§ **What you have to do**
Using the data below, copy every line that contains the word "color".

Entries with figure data
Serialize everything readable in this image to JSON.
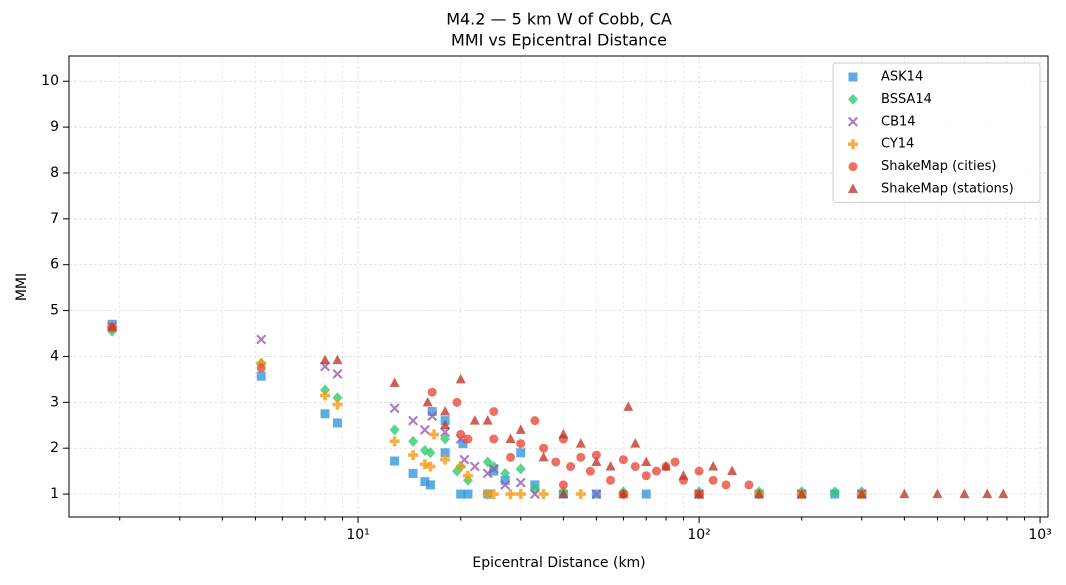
{
  "chart_data": {
    "type": "scatter",
    "title": "M4.2 — 5 km W of Cobb, CA",
    "subtitle": "MMI vs Epicentral Distance",
    "x_label": "Epicentral Distance (km)",
    "y_label": "MMI",
    "x_scale": "log",
    "xlim": [
      1.42,
      1055
    ],
    "ylim": [
      0.5,
      10.55
    ],
    "xticks": [
      {
        "value": 10,
        "label": "10¹"
      },
      {
        "value": 100,
        "label": "10²"
      },
      {
        "value": 1000,
        "label": "10³"
      }
    ],
    "xminorticks": [
      2,
      3,
      4,
      5,
      6,
      7,
      8,
      9,
      20,
      30,
      40,
      50,
      60,
      70,
      80,
      90,
      200,
      300,
      400,
      500,
      600,
      700,
      800,
      900
    ],
    "yticks": [
      1,
      2,
      3,
      4,
      5,
      6,
      7,
      8,
      9,
      10
    ],
    "grid": true,
    "legend": "upper right",
    "series": [
      {
        "name": "ASK14",
        "color": "#3498db",
        "marker": "square",
        "x": [
          1.9,
          5.2,
          8,
          8.7,
          12.8,
          14.5,
          15.7,
          16.3,
          16.5,
          18,
          18,
          20,
          20.3,
          21,
          24,
          25,
          27,
          30,
          33,
          40,
          50,
          70,
          100,
          150,
          200,
          250,
          300
        ],
        "values": [
          4.7,
          3.57,
          2.75,
          2.55,
          1.72,
          1.45,
          1.27,
          1.2,
          2.8,
          1.9,
          2.6,
          1.0,
          2.1,
          1.0,
          1.0,
          1.5,
          1.3,
          1.9,
          1.2,
          1.0,
          1.0,
          1.0,
          1.0,
          1.0,
          1.0,
          1.0,
          1.0
        ]
      },
      {
        "name": "BSSA14",
        "color": "#2ecc71",
        "marker": "diamond",
        "x": [
          1.9,
          5.2,
          8,
          8.7,
          12.8,
          14.5,
          15.7,
          16.3,
          18,
          19.5,
          20,
          21,
          24,
          25,
          27,
          30,
          33,
          40,
          60,
          100,
          150,
          200,
          250,
          300
        ],
        "values": [
          4.55,
          3.85,
          3.27,
          3.1,
          2.4,
          2.15,
          1.95,
          1.9,
          2.2,
          1.5,
          1.6,
          1.3,
          1.7,
          1.6,
          1.45,
          1.55,
          1.1,
          1.05,
          1.05,
          1.05,
          1.05,
          1.05,
          1.05,
          1.05
        ]
      },
      {
        "name": "CB14",
        "color": "#9b59b6",
        "marker": "x",
        "x": [
          1.9,
          5.2,
          8,
          8.7,
          12.8,
          14.5,
          15.7,
          16.5,
          18,
          20,
          20.5,
          22,
          24,
          25,
          27,
          30,
          33,
          50,
          100,
          200,
          300
        ],
        "values": [
          4.65,
          4.37,
          3.78,
          3.62,
          2.87,
          2.6,
          2.4,
          2.7,
          2.35,
          2.2,
          1.75,
          1.6,
          1.45,
          1.55,
          1.2,
          1.25,
          1.0,
          1.0,
          1.0,
          1.0,
          1.0
        ]
      },
      {
        "name": "CY14",
        "color": "#f39c12",
        "marker": "plus",
        "x": [
          1.9,
          5.2,
          8,
          8.7,
          12.8,
          14.5,
          15.7,
          16.3,
          16.7,
          18,
          20,
          21,
          24,
          25,
          28,
          30,
          35,
          45,
          60,
          100,
          150,
          200,
          300
        ],
        "values": [
          4.65,
          3.85,
          3.15,
          2.95,
          2.15,
          1.85,
          1.65,
          1.6,
          2.3,
          1.75,
          1.6,
          1.4,
          1.0,
          1.0,
          1.0,
          1.0,
          1.0,
          1.0,
          1.0,
          1.0,
          1.0,
          1.0,
          1.0
        ]
      },
      {
        "name": "ShakeMap (cities)",
        "color": "#e74c3c",
        "marker": "circle",
        "x": [
          1.9,
          5.2,
          16.5,
          19.5,
          20,
          21,
          25,
          25,
          28,
          30,
          33,
          35,
          38,
          40,
          42,
          45,
          48,
          50,
          55,
          60,
          65,
          70,
          75,
          80,
          85,
          90,
          100,
          110,
          120,
          140,
          40,
          60,
          100
        ],
        "values": [
          4.62,
          3.75,
          3.22,
          3.0,
          2.3,
          2.2,
          2.8,
          2.2,
          1.8,
          2.1,
          2.6,
          2.0,
          1.7,
          2.2,
          1.6,
          1.8,
          1.5,
          1.85,
          1.3,
          1.75,
          1.6,
          1.4,
          1.5,
          1.6,
          1.7,
          1.3,
          1.5,
          1.3,
          1.2,
          1.2,
          1.2,
          1.0,
          1.0
        ]
      },
      {
        "name": "ShakeMap (stations)",
        "color": "#c0392b",
        "marker": "triangle",
        "x": [
          1.9,
          8,
          8.7,
          12.8,
          16,
          18,
          18,
          20,
          22,
          24,
          28,
          30,
          35,
          40,
          45,
          50,
          55,
          62,
          65,
          70,
          80,
          90,
          110,
          125,
          40,
          60,
          100,
          150,
          200,
          300,
          400,
          500,
          600,
          700,
          780
        ],
        "values": [
          4.65,
          3.92,
          3.92,
          3.42,
          3.0,
          2.8,
          2.5,
          3.5,
          2.6,
          2.6,
          2.2,
          2.4,
          1.8,
          2.3,
          2.1,
          1.7,
          1.6,
          2.9,
          2.1,
          1.7,
          1.6,
          1.4,
          1.6,
          1.5,
          1.0,
          1.0,
          1.0,
          1.0,
          1.0,
          1.0,
          1.0,
          1.0,
          1.0,
          1.0,
          1.0
        ]
      }
    ]
  }
}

§ **Expected answer**
        "color": "#3498db",
        "color": "#2ecc71",
        "color": "#9b59b6",
        "color": "#f39c12",
        "color": "#e74c3c",
        "color": "#c0392b",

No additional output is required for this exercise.